● **Recorded data**:
- - - -
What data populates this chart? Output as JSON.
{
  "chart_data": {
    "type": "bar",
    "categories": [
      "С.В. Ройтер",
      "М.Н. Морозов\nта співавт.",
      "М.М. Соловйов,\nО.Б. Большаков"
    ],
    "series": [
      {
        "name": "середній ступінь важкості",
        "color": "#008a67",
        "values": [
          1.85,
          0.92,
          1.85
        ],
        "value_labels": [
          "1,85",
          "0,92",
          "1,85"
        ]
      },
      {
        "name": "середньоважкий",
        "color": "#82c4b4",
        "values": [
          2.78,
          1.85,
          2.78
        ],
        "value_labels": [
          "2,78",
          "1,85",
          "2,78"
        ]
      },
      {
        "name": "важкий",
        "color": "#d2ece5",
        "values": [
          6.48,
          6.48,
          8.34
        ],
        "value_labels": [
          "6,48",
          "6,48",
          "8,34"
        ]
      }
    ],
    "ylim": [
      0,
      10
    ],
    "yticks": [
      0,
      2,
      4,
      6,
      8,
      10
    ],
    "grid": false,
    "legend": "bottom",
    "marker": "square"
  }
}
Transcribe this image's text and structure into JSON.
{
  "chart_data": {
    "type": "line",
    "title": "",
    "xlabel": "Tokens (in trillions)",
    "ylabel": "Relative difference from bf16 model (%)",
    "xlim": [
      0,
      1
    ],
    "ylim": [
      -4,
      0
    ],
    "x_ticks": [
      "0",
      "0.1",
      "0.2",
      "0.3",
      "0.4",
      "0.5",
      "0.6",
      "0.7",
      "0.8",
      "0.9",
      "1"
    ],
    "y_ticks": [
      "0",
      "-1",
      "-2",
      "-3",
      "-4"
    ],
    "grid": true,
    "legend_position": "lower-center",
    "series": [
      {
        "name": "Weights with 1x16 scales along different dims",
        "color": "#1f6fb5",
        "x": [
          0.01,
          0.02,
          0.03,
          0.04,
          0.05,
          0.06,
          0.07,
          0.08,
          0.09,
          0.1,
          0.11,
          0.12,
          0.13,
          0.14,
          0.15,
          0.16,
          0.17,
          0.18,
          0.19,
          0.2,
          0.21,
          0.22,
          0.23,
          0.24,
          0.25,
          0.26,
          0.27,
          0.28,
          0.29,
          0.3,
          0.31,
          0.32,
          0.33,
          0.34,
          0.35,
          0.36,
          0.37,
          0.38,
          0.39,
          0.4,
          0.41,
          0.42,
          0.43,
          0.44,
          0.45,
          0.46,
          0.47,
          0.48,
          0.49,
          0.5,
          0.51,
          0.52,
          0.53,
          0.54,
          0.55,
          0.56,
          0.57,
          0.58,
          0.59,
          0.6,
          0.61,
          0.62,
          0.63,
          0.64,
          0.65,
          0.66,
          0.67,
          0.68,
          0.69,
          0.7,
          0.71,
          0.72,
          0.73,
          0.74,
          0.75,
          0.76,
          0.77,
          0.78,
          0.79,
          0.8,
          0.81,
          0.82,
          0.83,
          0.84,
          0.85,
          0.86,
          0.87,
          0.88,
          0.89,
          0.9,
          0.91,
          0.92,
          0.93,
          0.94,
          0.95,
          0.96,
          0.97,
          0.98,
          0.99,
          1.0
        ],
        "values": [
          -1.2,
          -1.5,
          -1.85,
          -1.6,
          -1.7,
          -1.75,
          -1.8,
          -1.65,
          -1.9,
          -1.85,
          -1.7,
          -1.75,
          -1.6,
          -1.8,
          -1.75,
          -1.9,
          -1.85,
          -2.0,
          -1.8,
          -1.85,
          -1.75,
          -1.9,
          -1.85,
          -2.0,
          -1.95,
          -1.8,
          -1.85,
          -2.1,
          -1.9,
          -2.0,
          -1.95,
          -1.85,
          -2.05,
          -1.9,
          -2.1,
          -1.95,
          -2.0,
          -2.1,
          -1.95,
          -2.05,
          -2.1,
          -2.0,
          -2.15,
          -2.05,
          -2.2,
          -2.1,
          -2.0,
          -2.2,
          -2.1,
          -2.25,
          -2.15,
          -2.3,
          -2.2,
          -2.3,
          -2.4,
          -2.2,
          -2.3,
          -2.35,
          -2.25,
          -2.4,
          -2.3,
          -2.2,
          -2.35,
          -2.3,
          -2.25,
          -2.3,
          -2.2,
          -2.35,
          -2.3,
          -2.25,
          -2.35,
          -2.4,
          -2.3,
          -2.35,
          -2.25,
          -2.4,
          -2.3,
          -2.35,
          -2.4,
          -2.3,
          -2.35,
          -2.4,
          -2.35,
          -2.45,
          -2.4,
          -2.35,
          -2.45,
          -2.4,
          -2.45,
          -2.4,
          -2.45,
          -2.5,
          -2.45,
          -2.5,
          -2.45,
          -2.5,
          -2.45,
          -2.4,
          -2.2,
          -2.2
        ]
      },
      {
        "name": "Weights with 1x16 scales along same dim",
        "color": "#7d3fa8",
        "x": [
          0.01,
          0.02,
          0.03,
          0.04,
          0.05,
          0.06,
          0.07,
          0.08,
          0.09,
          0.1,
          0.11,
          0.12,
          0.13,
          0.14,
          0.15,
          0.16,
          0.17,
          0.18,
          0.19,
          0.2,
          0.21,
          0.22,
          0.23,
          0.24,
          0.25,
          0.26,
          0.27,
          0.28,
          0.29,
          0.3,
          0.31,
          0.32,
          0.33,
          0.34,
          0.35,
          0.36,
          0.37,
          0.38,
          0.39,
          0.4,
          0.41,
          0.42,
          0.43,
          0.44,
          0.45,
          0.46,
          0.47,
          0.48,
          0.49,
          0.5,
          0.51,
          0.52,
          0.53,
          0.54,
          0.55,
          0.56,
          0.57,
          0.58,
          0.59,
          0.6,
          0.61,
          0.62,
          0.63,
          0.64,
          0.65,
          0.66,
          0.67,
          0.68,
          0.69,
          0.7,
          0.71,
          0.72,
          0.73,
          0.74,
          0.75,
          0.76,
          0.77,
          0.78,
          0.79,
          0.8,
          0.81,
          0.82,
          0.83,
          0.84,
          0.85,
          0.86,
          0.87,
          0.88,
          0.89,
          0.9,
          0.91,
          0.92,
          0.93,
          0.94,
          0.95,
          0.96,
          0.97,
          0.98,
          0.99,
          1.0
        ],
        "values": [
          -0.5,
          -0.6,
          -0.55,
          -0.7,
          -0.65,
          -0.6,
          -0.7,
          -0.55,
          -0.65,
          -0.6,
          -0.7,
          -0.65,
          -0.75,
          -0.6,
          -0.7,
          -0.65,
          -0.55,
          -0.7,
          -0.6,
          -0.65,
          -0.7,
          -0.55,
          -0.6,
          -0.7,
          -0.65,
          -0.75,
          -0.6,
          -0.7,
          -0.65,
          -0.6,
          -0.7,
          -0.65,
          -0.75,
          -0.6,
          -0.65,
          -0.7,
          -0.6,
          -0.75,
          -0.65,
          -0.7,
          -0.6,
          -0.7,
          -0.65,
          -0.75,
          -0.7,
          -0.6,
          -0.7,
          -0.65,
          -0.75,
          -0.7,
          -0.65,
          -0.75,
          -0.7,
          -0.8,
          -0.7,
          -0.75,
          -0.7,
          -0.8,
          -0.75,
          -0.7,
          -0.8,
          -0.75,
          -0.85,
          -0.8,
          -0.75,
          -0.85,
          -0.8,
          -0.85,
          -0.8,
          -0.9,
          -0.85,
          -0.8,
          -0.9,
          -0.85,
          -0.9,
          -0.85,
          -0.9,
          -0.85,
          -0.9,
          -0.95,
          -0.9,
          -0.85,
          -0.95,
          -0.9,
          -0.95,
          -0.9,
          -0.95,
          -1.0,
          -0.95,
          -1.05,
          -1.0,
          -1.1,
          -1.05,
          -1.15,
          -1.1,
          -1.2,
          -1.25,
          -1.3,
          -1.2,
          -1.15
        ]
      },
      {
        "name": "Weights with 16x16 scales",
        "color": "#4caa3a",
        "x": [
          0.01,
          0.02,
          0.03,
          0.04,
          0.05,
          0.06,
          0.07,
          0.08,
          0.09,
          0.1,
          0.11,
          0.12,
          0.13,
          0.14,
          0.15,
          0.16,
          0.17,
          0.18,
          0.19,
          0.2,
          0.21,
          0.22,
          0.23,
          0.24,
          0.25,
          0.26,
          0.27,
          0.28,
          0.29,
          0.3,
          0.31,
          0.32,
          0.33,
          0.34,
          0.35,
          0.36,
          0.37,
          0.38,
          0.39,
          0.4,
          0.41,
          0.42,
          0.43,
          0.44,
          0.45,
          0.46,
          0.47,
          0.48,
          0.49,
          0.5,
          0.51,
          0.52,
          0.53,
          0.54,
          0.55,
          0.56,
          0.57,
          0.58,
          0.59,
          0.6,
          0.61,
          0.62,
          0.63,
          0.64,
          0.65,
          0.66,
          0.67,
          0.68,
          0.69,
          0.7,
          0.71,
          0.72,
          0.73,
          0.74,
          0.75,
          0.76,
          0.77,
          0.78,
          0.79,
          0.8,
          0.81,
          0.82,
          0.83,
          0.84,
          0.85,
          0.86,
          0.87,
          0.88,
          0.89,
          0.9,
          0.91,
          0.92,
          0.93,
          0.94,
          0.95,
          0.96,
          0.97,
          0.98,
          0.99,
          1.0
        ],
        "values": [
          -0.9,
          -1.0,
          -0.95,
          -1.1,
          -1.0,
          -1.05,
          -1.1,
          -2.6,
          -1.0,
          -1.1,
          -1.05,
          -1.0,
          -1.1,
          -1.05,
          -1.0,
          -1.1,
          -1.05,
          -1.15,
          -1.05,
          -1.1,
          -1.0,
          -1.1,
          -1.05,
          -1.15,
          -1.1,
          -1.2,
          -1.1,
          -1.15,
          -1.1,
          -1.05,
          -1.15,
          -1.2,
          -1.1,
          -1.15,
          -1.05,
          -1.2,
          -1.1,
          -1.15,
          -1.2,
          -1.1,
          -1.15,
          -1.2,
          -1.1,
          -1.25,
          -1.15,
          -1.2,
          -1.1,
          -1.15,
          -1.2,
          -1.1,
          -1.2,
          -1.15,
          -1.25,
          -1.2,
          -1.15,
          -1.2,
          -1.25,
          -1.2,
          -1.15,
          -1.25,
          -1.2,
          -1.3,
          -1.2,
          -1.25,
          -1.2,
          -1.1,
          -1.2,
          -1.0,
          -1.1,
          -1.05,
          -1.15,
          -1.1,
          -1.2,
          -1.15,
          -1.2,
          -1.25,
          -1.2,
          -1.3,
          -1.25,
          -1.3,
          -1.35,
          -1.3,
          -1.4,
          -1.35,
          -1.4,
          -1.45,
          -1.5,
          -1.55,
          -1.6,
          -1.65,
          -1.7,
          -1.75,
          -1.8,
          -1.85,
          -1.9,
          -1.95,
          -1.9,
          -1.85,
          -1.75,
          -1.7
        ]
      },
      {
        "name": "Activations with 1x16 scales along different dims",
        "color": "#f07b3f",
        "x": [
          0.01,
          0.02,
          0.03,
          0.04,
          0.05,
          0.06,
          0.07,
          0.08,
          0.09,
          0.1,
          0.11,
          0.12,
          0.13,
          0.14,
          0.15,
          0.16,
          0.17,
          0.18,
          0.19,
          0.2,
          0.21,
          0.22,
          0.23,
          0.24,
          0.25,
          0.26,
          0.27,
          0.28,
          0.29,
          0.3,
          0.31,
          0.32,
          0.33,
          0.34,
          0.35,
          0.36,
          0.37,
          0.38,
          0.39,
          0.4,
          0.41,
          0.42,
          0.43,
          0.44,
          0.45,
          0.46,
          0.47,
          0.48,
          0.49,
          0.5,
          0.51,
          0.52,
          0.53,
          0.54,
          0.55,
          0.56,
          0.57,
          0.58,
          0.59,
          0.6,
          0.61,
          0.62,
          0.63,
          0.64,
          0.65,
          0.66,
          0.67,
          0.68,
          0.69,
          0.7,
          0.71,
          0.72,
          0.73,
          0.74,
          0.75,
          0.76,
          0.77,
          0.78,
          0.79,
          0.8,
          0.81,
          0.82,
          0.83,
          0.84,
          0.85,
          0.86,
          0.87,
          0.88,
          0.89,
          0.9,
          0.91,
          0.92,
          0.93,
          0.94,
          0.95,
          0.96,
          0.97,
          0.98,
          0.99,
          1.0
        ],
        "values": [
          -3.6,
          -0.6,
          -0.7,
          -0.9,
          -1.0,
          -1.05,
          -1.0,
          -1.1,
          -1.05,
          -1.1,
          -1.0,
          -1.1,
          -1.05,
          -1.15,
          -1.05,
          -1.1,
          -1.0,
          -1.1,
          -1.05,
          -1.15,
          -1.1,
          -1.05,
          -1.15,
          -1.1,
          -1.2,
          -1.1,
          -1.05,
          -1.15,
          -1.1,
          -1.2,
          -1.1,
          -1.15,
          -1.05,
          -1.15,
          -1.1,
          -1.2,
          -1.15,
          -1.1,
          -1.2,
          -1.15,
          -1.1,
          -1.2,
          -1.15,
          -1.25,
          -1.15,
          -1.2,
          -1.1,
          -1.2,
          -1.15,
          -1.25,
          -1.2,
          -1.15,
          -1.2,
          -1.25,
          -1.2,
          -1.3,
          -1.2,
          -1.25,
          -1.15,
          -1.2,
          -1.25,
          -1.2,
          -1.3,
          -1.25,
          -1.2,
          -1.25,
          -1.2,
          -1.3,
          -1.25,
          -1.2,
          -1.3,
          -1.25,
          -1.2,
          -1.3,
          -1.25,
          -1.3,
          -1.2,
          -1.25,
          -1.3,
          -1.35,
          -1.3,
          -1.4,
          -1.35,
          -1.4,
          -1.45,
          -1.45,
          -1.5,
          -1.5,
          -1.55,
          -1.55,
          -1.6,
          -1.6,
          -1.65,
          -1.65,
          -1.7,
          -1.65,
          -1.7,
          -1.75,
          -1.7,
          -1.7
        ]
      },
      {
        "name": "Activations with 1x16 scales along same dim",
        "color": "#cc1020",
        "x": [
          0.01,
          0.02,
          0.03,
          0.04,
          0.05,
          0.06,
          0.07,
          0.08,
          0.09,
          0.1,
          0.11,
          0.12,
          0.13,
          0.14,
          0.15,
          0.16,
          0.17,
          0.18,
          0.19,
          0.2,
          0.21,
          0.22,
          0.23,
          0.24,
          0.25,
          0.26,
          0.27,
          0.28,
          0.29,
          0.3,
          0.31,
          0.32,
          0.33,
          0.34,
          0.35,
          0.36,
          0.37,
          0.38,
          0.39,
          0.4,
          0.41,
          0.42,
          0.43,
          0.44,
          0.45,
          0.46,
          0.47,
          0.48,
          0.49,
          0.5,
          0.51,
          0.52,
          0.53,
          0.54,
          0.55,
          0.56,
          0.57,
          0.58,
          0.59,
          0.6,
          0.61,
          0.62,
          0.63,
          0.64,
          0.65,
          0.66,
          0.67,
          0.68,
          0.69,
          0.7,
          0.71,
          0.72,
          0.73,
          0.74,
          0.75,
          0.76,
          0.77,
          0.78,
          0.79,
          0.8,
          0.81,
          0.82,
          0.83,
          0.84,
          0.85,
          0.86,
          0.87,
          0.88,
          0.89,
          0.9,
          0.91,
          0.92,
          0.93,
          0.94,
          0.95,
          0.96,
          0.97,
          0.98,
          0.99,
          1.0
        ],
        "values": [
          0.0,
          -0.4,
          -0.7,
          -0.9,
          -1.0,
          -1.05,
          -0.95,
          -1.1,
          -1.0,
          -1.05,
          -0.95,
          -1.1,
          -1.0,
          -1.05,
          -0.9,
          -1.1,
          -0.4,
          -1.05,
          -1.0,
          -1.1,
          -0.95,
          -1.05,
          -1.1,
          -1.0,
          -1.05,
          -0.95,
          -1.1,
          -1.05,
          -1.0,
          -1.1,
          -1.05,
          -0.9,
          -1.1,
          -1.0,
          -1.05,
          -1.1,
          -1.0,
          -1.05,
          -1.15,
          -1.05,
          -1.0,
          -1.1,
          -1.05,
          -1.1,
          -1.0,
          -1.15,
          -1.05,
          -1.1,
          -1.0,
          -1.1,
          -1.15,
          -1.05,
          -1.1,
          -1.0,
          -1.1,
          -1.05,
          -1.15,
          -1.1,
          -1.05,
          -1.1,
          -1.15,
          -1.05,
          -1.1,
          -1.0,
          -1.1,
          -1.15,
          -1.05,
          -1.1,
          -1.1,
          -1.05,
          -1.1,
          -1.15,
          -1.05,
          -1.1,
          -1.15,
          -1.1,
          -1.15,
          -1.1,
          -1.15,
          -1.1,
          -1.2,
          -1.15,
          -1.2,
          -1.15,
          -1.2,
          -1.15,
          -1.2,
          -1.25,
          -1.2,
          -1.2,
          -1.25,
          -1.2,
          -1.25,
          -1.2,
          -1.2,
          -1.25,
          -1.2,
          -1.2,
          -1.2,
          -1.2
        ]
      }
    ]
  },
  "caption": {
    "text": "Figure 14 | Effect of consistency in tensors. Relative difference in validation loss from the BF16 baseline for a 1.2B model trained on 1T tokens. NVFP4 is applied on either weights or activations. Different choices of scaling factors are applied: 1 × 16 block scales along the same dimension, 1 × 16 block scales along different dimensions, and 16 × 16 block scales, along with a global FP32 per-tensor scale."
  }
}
- - - -
Examine the records and pull out every line where the string "along" occurs.

● **Reply to the task**:
        "name": "Weights with 1x16 scales along different dims",
        "name": "Weights with 1x16 scales along same dim",
        "name": "Activations with 1x16 scales along different dims",
        "name": "Activations with 1x16 scales along same dim",
    "text": "Figure 14 | Effect of consistency in tensors. Relative difference in validation loss from the BF16 baseline for a 1.2B model trained on 1T tokens. NVFP4 is applied on either weights or activations. Different choices of scaling factors are applied: 1 × 16 block scales along the same dimension, 1 × 16 block scales along different dimensions, and 16 × 16 block scales, along with a global FP32 per-tensor scale."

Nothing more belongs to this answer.